Data lines:
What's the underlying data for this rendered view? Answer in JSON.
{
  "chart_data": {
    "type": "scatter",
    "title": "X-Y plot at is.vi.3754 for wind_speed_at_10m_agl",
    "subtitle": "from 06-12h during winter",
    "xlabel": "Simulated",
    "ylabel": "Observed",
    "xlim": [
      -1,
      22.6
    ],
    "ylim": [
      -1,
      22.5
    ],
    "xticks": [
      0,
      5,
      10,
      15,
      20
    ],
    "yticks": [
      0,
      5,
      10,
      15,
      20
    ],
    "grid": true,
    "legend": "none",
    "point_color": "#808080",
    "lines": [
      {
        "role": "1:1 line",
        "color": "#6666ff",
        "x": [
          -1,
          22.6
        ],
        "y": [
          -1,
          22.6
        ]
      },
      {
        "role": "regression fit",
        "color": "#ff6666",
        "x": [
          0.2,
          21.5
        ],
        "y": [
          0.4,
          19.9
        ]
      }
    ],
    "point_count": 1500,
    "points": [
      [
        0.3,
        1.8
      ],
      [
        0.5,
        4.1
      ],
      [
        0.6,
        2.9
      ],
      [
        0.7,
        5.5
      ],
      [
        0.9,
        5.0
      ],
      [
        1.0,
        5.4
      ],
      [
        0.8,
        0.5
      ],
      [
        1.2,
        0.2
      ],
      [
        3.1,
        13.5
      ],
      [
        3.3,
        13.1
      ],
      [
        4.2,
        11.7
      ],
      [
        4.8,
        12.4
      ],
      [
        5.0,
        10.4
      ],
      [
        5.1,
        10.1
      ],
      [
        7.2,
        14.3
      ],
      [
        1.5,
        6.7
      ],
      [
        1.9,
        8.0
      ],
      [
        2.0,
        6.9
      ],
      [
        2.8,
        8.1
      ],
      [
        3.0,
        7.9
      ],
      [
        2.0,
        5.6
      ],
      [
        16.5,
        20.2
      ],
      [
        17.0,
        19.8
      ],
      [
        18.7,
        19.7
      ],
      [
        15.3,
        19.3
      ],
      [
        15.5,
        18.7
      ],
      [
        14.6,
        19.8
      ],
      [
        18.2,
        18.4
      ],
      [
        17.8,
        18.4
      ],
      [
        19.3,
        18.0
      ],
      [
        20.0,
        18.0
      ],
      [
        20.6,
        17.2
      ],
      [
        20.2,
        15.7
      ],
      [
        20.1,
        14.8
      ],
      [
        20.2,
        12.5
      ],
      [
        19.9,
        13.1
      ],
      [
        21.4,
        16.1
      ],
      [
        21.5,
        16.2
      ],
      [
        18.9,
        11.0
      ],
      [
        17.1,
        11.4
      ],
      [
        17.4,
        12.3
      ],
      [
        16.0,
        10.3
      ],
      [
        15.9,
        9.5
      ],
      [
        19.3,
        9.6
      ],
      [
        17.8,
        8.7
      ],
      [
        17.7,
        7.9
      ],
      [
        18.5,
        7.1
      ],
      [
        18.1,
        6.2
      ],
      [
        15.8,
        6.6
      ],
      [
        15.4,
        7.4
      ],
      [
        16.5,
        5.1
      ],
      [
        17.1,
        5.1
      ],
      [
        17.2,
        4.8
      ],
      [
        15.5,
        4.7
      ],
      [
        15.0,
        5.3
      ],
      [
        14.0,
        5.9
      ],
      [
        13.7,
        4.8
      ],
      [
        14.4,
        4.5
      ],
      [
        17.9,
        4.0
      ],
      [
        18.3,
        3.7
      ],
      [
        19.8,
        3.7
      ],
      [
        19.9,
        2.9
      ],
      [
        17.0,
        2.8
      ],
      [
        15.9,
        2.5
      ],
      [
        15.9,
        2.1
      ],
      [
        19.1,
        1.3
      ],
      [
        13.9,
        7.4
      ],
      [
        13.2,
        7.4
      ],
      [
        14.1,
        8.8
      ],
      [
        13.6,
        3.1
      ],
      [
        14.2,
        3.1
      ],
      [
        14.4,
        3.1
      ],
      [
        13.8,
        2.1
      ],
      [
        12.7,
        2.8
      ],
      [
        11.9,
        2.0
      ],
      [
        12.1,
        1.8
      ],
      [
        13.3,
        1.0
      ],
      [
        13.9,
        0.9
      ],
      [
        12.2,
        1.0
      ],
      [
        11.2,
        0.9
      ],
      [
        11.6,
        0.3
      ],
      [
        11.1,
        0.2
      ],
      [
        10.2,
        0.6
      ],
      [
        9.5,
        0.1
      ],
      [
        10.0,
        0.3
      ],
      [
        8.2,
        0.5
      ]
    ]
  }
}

Exercise goal:
Output all of the data again. Match it exactly.

Task result:
What's the underlying data for this rendered view? Answer in JSON.
{
  "chart_data": {
    "type": "scatter",
    "title": "X-Y plot at is.vi.3754 for wind_speed_at_10m_agl",
    "subtitle": "from 06-12h during winter",
    "xlabel": "Simulated",
    "ylabel": "Observed",
    "xlim": [
      -1,
      22.6
    ],
    "ylim": [
      -1,
      22.5
    ],
    "xticks": [
      0,
      5,
      10,
      15,
      20
    ],
    "yticks": [
      0,
      5,
      10,
      15,
      20
    ],
    "grid": true,
    "legend": "none",
    "point_color": "#808080",
    "lines": [
      {
        "role": "1:1 line",
        "color": "#6666ff",
        "x": [
          -1,
          22.6
        ],
        "y": [
          -1,
          22.6
        ]
      },
      {
        "role": "regression fit",
        "color": "#ff6666",
        "x": [
          0.2,
          21.5
        ],
        "y": [
          0.4,
          19.9
        ]
      }
    ],
    "point_count": 1500,
    "points": [
      [
        0.3,
        1.8
      ],
      [
        0.5,
        4.1
      ],
      [
        0.6,
        2.9
      ],
      [
        0.7,
        5.5
      ],
      [
        0.9,
        5.0
      ],
      [
        1.0,
        5.4
      ],
      [
        0.8,
        0.5
      ],
      [
        1.2,
        0.2
      ],
      [
        3.1,
        13.5
      ],
      [
        3.3,
        13.1
      ],
      [
        4.2,
        11.7
      ],
      [
        4.8,
        12.4
      ],
      [
        5.0,
        10.4
      ],
      [
        5.1,
        10.1
      ],
      [
        7.2,
        14.3
      ],
      [
        1.5,
        6.7
      ],
      [
        1.9,
        8.0
      ],
      [
        2.0,
        6.9
      ],
      [
        2.8,
        8.1
      ],
      [
        3.0,
        7.9
      ],
      [
        2.0,
        5.6
      ],
      [
        16.5,
        20.2
      ],
      [
        17.0,
        19.8
      ],
      [
        18.7,
        19.7
      ],
      [
        15.3,
        19.3
      ],
      [
        15.5,
        18.7
      ],
      [
        14.6,
        19.8
      ],
      [
        18.2,
        18.4
      ],
      [
        17.8,
        18.4
      ],
      [
        19.3,
        18.0
      ],
      [
        20.0,
        18.0
      ],
      [
        20.6,
        17.2
      ],
      [
        20.2,
        15.7
      ],
      [
        20.1,
        14.8
      ],
      [
        20.2,
        12.5
      ],
      [
        19.9,
        13.1
      ],
      [
        21.4,
        16.1
      ],
      [
        21.5,
        16.2
      ],
      [
        18.9,
        11.0
      ],
      [
        17.1,
        11.4
      ],
      [
        17.4,
        12.3
      ],
      [
        16.0,
        10.3
      ],
      [
        15.9,
        9.5
      ],
      [
        19.3,
        9.6
      ],
      [
        17.8,
        8.7
      ],
      [
        17.7,
        7.9
      ],
      [
        18.5,
        7.1
      ],
      [
        18.1,
        6.2
      ],
      [
        15.8,
        6.6
      ],
      [
        15.4,
        7.4
      ],
      [
        16.5,
        5.1
      ],
      [
        17.1,
        5.1
      ],
      [
        17.2,
        4.8
      ],
      [
        15.5,
        4.7
      ],
      [
        15.0,
        5.3
      ],
      [
        14.0,
        5.9
      ],
      [
        13.7,
        4.8
      ],
      [
        14.4,
        4.5
      ],
      [
        17.9,
        4.0
      ],
      [
        18.3,
        3.7
      ],
      [
        19.8,
        3.7
      ],
      [
        19.9,
        2.9
      ],
      [
        17.0,
        2.8
      ],
      [
        15.9,
        2.5
      ],
      [
        15.9,
        2.1
      ],
      [
        19.1,
        1.3
      ],
      [
        13.9,
        7.4
      ],
      [
        13.2,
        7.4
      ],
      [
        14.1,
        8.8
      ],
      [
        13.6,
        3.1
      ],
      [
        14.2,
        3.1
      ],
      [
        14.4,
        3.1
      ],
      [
        13.8,
        2.1
      ],
      [
        12.7,
        2.8
      ],
      [
        11.9,
        2.0
      ],
      [
        12.1,
        1.8
      ],
      [
        13.3,
        1.0
      ],
      [
        13.9,
        0.9
      ],
      [
        12.2,
        1.0
      ],
      [
        11.2,
        0.9
      ],
      [
        11.6,
        0.3
      ],
      [
        11.1,
        0.2
      ],
      [
        10.2,
        0.6
      ],
      [
        9.5,
        0.1
      ],
      [
        10.0,
        0.3
      ],
      [
        8.2,
        0.5
      ]
    ]
  }
}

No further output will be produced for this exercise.